▶ THE EXERCISE
Set down every entry word for word. Omit the pictures.

▶ RAW DATA
★ ★ ★ ★
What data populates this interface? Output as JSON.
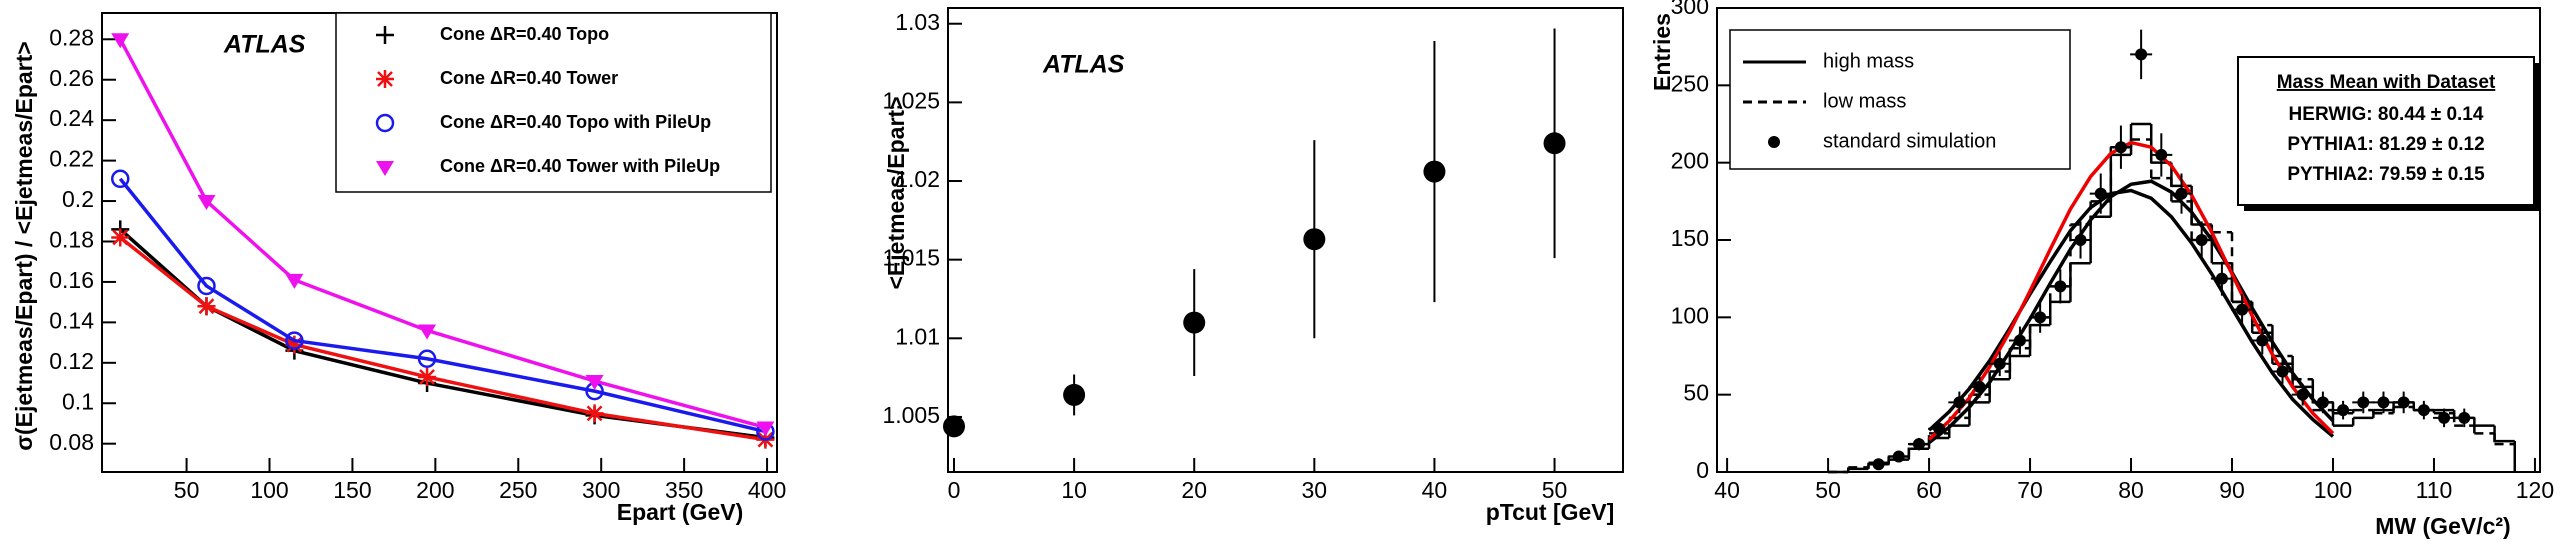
{
  "chart_data": [
    {
      "type": "line",
      "annotation": "ATLAS",
      "xlabel": "Epart (GeV)",
      "ylabel": "σ(Ejetmeas/Epart) / <Ejetmeas/Epart>",
      "x": [
        10,
        62,
        115,
        195,
        296,
        399
      ],
      "xlim": [
        -1,
        406
      ],
      "xticks": [
        50,
        100,
        150,
        200,
        250,
        300,
        350,
        400
      ],
      "ylim": [
        0.066,
        0.293
      ],
      "yticks": [
        0.08,
        0.1,
        0.12,
        0.14,
        0.16,
        0.18,
        0.2,
        0.22,
        0.24,
        0.26,
        0.28
      ],
      "series": [
        {
          "name": "Cone ΔR=0.40 Topo",
          "color": "#000000",
          "marker": "plus",
          "values": [
            0.186,
            0.148,
            0.126,
            0.11,
            0.094,
            0.083
          ]
        },
        {
          "name": "Cone ΔR=0.40 Tower",
          "color": "#ee1111",
          "marker": "star",
          "values": [
            0.182,
            0.148,
            0.129,
            0.113,
            0.095,
            0.082
          ]
        },
        {
          "name": "Cone ΔR=0.40 Topo with PileUp",
          "color": "#1a1aee",
          "marker": "circle",
          "values": [
            0.211,
            0.158,
            0.131,
            0.122,
            0.106,
            0.086
          ]
        },
        {
          "name": "Cone ΔR=0.40 Tower with PileUp",
          "color": "#ee11ee",
          "marker": "triangle-down",
          "values": [
            0.28,
            0.2,
            0.161,
            0.136,
            0.111,
            0.088
          ]
        }
      ]
    },
    {
      "type": "scatter",
      "annotation": "ATLAS",
      "xlabel": "pTcut [GeV]",
      "ylabel": "<Ejetmeas/Epart>",
      "x": [
        0,
        10,
        20,
        30,
        40,
        50
      ],
      "values": [
        1.0044,
        1.0064,
        1.011,
        1.0163,
        1.0206,
        1.0224
      ],
      "errors": [
        0.0003,
        0.0013,
        0.0034,
        0.0063,
        0.0083,
        0.0073
      ],
      "color": "#000000",
      "xlim": [
        -0.5,
        55.7
      ],
      "xticks": [
        0,
        10,
        20,
        30,
        40,
        50
      ],
      "ylim": [
        1.0015,
        1.031
      ],
      "yticks": [
        1.005,
        1.01,
        1.015,
        1.02,
        1.025,
        1.03
      ]
    },
    {
      "type": "histogram",
      "xlabel": "MW (GeV/c²)",
      "ylabel": "Entries",
      "xlim": [
        39,
        120.5
      ],
      "xticks": [
        40,
        50,
        60,
        70,
        80,
        90,
        100,
        110,
        120
      ],
      "ylim": [
        0,
        300
      ],
      "yticks": [
        0,
        50,
        100,
        150,
        200,
        250,
        300
      ],
      "bins": [
        50,
        52,
        54,
        56,
        58,
        60,
        62,
        64,
        66,
        68,
        70,
        72,
        74,
        76,
        78,
        80,
        82,
        84,
        86,
        88,
        90,
        92,
        94,
        96,
        98,
        100,
        102,
        104,
        106,
        108,
        110,
        112,
        114,
        116,
        118
      ],
      "series": [
        {
          "name": "high mass",
          "color": "#000000",
          "dashed": false,
          "values": [
            0,
            2,
            5,
            8,
            15,
            22,
            30,
            45,
            60,
            75,
            95,
            110,
            135,
            165,
            205,
            225,
            200,
            185,
            160,
            135,
            110,
            90,
            70,
            55,
            45,
            30,
            35,
            40,
            45,
            40,
            40,
            35,
            30,
            20
          ]
        },
        {
          "name": "low mass",
          "color": "#000000",
          "dashed": true,
          "values": [
            0,
            3,
            6,
            10,
            18,
            25,
            35,
            50,
            65,
            80,
            100,
            120,
            160,
            175,
            210,
            215,
            190,
            175,
            150,
            155,
            110,
            95,
            75,
            60,
            40,
            38,
            40,
            38,
            42,
            40,
            38,
            30,
            25,
            18
          ]
        }
      ],
      "points": {
        "name": "standard simulation",
        "color": "#000000",
        "x": [
          55,
          57,
          59,
          61,
          63,
          65,
          67,
          69,
          71,
          73,
          75,
          77,
          79,
          81,
          83,
          85,
          87,
          89,
          91,
          93,
          95,
          97,
          99,
          101,
          103,
          105,
          107,
          109,
          111,
          113
        ],
        "values": [
          5,
          10,
          18,
          28,
          45,
          55,
          70,
          85,
          100,
          120,
          150,
          180,
          210,
          270,
          205,
          180,
          150,
          125,
          105,
          85,
          65,
          50,
          45,
          40,
          45,
          45,
          45,
          40,
          35,
          35
        ],
        "errors": [
          2,
          3,
          4,
          5,
          7,
          7,
          8,
          9,
          10,
          11,
          12,
          13,
          14,
          16,
          14,
          13,
          12,
          11,
          10,
          9,
          8,
          7,
          7,
          6,
          7,
          7,
          7,
          6,
          6,
          6
        ]
      },
      "fits": [
        {
          "color": "#000000",
          "x": [
            60,
            62,
            64,
            66,
            68,
            70,
            72,
            74,
            76,
            78,
            80,
            82,
            84,
            86,
            88,
            90,
            92,
            94,
            96,
            98,
            100
          ],
          "values": [
            19,
            29,
            42,
            58,
            78,
            99,
            122,
            144,
            163,
            178,
            186,
            188,
            181,
            168,
            150,
            129,
            106,
            84,
            64,
            47,
            33
          ]
        },
        {
          "color": "#000000",
          "x": [
            60,
            62,
            64,
            66,
            68,
            70,
            72,
            74,
            76,
            78,
            80,
            82,
            84,
            86,
            88,
            90,
            92,
            94,
            96,
            98,
            100
          ],
          "values": [
            27,
            39,
            54,
            72,
            93,
            115,
            136,
            156,
            171,
            180,
            182,
            177,
            165,
            148,
            128,
            106,
            84,
            64,
            47,
            34,
            23
          ]
        },
        {
          "color": "#ee0000",
          "x": [
            60,
            62,
            64,
            66,
            68,
            70,
            72,
            74,
            76,
            78,
            80,
            82,
            84,
            86,
            88,
            90,
            92,
            94,
            96,
            98,
            100
          ],
          "values": [
            21,
            33,
            48,
            68,
            91,
            117,
            144,
            170,
            191,
            206,
            213,
            210,
            198,
            179,
            155,
            128,
            101,
            76,
            55,
            38,
            25
          ]
        }
      ],
      "info_box": {
        "title": "Mass Mean with Dataset",
        "rows": [
          "HERWIG: 80.44 ± 0.14",
          "PYTHIA1: 81.29 ± 0.12",
          "PYTHIA2: 79.59 ± 0.15"
        ]
      }
    }
  ]
}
★ ★ ★ ★
▶ OUTPUT OF THE TASK
What data populates this interface? Output as JSON.
{
  "chart_data": [
    {
      "type": "line",
      "annotation": "ATLAS",
      "xlabel": "Epart (GeV)",
      "ylabel": "σ(Ejetmeas/Epart) / <Ejetmeas/Epart>",
      "x": [
        10,
        62,
        115,
        195,
        296,
        399
      ],
      "xlim": [
        -1,
        406
      ],
      "xticks": [
        50,
        100,
        150,
        200,
        250,
        300,
        350,
        400
      ],
      "ylim": [
        0.066,
        0.293
      ],
      "yticks": [
        0.08,
        0.1,
        0.12,
        0.14,
        0.16,
        0.18,
        0.2,
        0.22,
        0.24,
        0.26,
        0.28
      ],
      "series": [
        {
          "name": "Cone ΔR=0.40 Topo",
          "color": "#000000",
          "marker": "plus",
          "values": [
            0.186,
            0.148,
            0.126,
            0.11,
            0.094,
            0.083
          ]
        },
        {
          "name": "Cone ΔR=0.40 Tower",
          "color": "#ee1111",
          "marker": "star",
          "values": [
            0.182,
            0.148,
            0.129,
            0.113,
            0.095,
            0.082
          ]
        },
        {
          "name": "Cone ΔR=0.40 Topo with PileUp",
          "color": "#1a1aee",
          "marker": "circle",
          "values": [
            0.211,
            0.158,
            0.131,
            0.122,
            0.106,
            0.086
          ]
        },
        {
          "name": "Cone ΔR=0.40 Tower with PileUp",
          "color": "#ee11ee",
          "marker": "triangle-down",
          "values": [
            0.28,
            0.2,
            0.161,
            0.136,
            0.111,
            0.088
          ]
        }
      ]
    },
    {
      "type": "scatter",
      "annotation": "ATLAS",
      "xlabel": "pTcut [GeV]",
      "ylabel": "<Ejetmeas/Epart>",
      "x": [
        0,
        10,
        20,
        30,
        40,
        50
      ],
      "values": [
        1.0044,
        1.0064,
        1.011,
        1.0163,
        1.0206,
        1.0224
      ],
      "errors": [
        0.0003,
        0.0013,
        0.0034,
        0.0063,
        0.0083,
        0.0073
      ],
      "color": "#000000",
      "xlim": [
        -0.5,
        55.7
      ],
      "xticks": [
        0,
        10,
        20,
        30,
        40,
        50
      ],
      "ylim": [
        1.0015,
        1.031
      ],
      "yticks": [
        1.005,
        1.01,
        1.015,
        1.02,
        1.025,
        1.03
      ]
    },
    {
      "type": "histogram",
      "xlabel": "MW (GeV/c²)",
      "ylabel": "Entries",
      "xlim": [
        39,
        120.5
      ],
      "xticks": [
        40,
        50,
        60,
        70,
        80,
        90,
        100,
        110,
        120
      ],
      "ylim": [
        0,
        300
      ],
      "yticks": [
        0,
        50,
        100,
        150,
        200,
        250,
        300
      ],
      "bins": [
        50,
        52,
        54,
        56,
        58,
        60,
        62,
        64,
        66,
        68,
        70,
        72,
        74,
        76,
        78,
        80,
        82,
        84,
        86,
        88,
        90,
        92,
        94,
        96,
        98,
        100,
        102,
        104,
        106,
        108,
        110,
        112,
        114,
        116,
        118
      ],
      "series": [
        {
          "name": "high mass",
          "color": "#000000",
          "dashed": false,
          "values": [
            0,
            2,
            5,
            8,
            15,
            22,
            30,
            45,
            60,
            75,
            95,
            110,
            135,
            165,
            205,
            225,
            200,
            185,
            160,
            135,
            110,
            90,
            70,
            55,
            45,
            30,
            35,
            40,
            45,
            40,
            40,
            35,
            30,
            20
          ]
        },
        {
          "name": "low mass",
          "color": "#000000",
          "dashed": true,
          "values": [
            0,
            3,
            6,
            10,
            18,
            25,
            35,
            50,
            65,
            80,
            100,
            120,
            160,
            175,
            210,
            215,
            190,
            175,
            150,
            155,
            110,
            95,
            75,
            60,
            40,
            38,
            40,
            38,
            42,
            40,
            38,
            30,
            25,
            18
          ]
        }
      ],
      "points": {
        "name": "standard simulation",
        "color": "#000000",
        "x": [
          55,
          57,
          59,
          61,
          63,
          65,
          67,
          69,
          71,
          73,
          75,
          77,
          79,
          81,
          83,
          85,
          87,
          89,
          91,
          93,
          95,
          97,
          99,
          101,
          103,
          105,
          107,
          109,
          111,
          113
        ],
        "values": [
          5,
          10,
          18,
          28,
          45,
          55,
          70,
          85,
          100,
          120,
          150,
          180,
          210,
          270,
          205,
          180,
          150,
          125,
          105,
          85,
          65,
          50,
          45,
          40,
          45,
          45,
          45,
          40,
          35,
          35
        ],
        "errors": [
          2,
          3,
          4,
          5,
          7,
          7,
          8,
          9,
          10,
          11,
          12,
          13,
          14,
          16,
          14,
          13,
          12,
          11,
          10,
          9,
          8,
          7,
          7,
          6,
          7,
          7,
          7,
          6,
          6,
          6
        ]
      },
      "fits": [
        {
          "color": "#000000",
          "x": [
            60,
            62,
            64,
            66,
            68,
            70,
            72,
            74,
            76,
            78,
            80,
            82,
            84,
            86,
            88,
            90,
            92,
            94,
            96,
            98,
            100
          ],
          "values": [
            19,
            29,
            42,
            58,
            78,
            99,
            122,
            144,
            163,
            178,
            186,
            188,
            181,
            168,
            150,
            129,
            106,
            84,
            64,
            47,
            33
          ]
        },
        {
          "color": "#000000",
          "x": [
            60,
            62,
            64,
            66,
            68,
            70,
            72,
            74,
            76,
            78,
            80,
            82,
            84,
            86,
            88,
            90,
            92,
            94,
            96,
            98,
            100
          ],
          "values": [
            27,
            39,
            54,
            72,
            93,
            115,
            136,
            156,
            171,
            180,
            182,
            177,
            165,
            148,
            128,
            106,
            84,
            64,
            47,
            34,
            23
          ]
        },
        {
          "color": "#ee0000",
          "x": [
            60,
            62,
            64,
            66,
            68,
            70,
            72,
            74,
            76,
            78,
            80,
            82,
            84,
            86,
            88,
            90,
            92,
            94,
            96,
            98,
            100
          ],
          "values": [
            21,
            33,
            48,
            68,
            91,
            117,
            144,
            170,
            191,
            206,
            213,
            210,
            198,
            179,
            155,
            128,
            101,
            76,
            55,
            38,
            25
          ]
        }
      ],
      "info_box": {
        "title": "Mass Mean with Dataset",
        "rows": [
          "HERWIG: 80.44 ± 0.14",
          "PYTHIA1: 81.29 ± 0.12",
          "PYTHIA2: 79.59 ± 0.15"
        ]
      }
    }
  ]
}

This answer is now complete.